+++ Material

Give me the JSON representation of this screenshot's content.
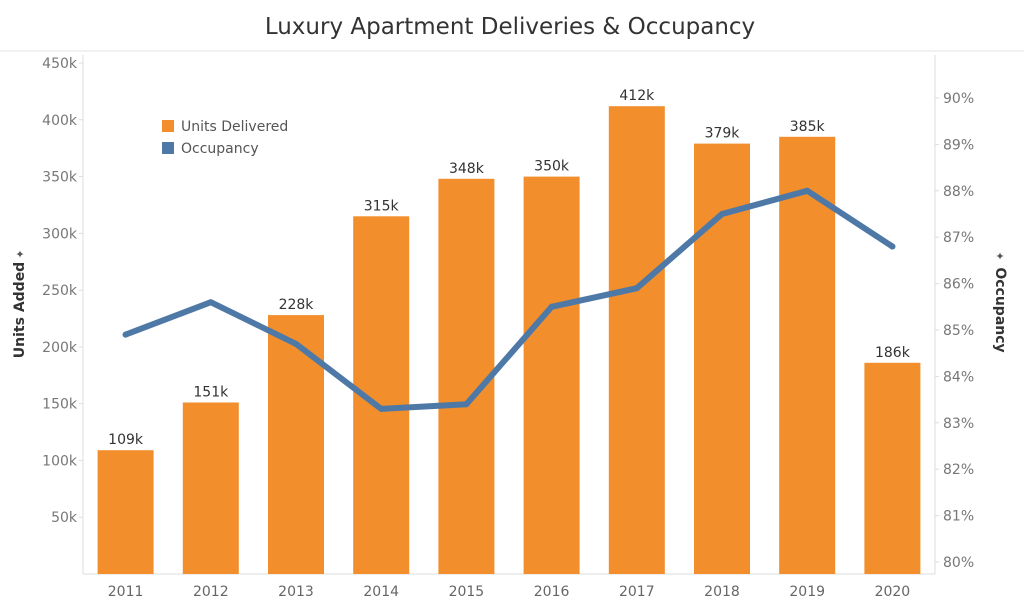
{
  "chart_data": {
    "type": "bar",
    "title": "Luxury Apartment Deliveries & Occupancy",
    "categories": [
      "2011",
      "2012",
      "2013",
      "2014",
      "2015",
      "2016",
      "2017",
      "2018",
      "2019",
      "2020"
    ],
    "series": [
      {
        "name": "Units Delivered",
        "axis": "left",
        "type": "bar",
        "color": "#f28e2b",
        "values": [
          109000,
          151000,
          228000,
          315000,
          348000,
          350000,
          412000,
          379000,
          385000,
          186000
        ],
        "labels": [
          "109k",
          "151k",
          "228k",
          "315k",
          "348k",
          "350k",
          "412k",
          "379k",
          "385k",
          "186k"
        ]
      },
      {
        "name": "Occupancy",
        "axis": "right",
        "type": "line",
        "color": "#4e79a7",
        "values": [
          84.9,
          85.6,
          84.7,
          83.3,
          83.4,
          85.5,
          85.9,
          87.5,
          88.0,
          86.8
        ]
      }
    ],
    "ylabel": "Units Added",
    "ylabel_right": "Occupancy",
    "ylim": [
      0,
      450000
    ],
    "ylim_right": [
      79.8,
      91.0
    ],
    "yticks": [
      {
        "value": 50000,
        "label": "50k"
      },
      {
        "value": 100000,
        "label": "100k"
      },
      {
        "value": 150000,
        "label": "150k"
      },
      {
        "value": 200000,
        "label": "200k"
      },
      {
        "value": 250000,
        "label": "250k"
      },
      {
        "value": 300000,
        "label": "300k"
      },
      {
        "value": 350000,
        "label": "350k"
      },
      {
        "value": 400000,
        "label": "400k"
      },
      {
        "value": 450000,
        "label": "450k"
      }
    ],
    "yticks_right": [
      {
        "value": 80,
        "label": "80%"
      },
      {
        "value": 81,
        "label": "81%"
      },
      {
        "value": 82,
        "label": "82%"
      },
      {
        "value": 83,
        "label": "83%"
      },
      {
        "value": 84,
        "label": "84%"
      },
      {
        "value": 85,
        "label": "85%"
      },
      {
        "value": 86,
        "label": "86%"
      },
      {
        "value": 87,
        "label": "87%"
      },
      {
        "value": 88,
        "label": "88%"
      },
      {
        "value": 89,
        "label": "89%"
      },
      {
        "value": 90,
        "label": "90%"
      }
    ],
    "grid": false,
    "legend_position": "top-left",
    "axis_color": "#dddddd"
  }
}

++++++
+++ Material

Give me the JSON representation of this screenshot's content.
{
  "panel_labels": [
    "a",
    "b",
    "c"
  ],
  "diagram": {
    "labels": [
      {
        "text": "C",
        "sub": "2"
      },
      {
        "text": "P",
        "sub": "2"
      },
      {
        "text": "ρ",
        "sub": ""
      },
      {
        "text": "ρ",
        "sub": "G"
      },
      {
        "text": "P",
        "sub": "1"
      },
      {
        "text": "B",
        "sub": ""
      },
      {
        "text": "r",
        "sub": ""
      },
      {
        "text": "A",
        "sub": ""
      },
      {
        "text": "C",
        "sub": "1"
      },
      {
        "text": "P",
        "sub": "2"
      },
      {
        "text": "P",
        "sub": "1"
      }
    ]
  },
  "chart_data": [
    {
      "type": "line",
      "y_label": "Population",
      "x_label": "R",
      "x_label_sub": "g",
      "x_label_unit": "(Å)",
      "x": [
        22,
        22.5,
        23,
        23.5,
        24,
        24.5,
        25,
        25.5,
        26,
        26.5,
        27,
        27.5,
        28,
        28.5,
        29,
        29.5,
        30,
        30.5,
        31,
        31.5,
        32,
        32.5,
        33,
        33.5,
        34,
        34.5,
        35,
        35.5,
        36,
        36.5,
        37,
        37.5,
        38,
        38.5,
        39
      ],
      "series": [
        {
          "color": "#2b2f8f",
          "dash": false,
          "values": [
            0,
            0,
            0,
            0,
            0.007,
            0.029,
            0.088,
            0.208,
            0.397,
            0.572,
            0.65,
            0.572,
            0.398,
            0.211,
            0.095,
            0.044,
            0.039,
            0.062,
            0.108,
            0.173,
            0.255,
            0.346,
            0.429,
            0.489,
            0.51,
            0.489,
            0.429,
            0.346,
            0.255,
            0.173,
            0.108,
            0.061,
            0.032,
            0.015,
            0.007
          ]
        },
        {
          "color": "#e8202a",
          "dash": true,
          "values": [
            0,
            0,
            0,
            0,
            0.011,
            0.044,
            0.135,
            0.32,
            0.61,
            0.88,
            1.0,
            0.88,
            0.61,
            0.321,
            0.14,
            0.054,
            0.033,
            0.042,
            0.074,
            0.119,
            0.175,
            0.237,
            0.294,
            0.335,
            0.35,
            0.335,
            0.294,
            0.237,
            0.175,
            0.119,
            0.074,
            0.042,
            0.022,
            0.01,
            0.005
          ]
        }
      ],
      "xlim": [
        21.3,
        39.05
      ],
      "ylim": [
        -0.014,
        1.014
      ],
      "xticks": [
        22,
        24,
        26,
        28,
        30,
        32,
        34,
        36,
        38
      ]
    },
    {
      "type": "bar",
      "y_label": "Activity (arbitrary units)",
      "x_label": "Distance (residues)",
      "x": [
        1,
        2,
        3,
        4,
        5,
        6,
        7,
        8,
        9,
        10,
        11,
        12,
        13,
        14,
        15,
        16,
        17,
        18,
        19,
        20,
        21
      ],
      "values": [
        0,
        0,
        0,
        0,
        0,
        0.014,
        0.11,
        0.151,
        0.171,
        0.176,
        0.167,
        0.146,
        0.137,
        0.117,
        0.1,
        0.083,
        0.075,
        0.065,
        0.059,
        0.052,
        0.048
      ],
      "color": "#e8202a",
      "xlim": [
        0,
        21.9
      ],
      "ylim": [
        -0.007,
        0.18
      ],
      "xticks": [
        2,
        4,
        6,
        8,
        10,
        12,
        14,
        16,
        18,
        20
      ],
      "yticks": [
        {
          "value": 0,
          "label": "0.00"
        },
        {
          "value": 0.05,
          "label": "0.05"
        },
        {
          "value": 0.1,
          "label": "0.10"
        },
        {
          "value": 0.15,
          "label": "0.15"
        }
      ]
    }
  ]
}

++++++

» **Short exercise**: Report each line in the data that holds the word "Occupancy".

» **Answer to the problem**:
    "title": "Luxury Apartment Deliveries & Occupancy",
        "name": "Occupancy",
    "ylabel_right": "Occupancy",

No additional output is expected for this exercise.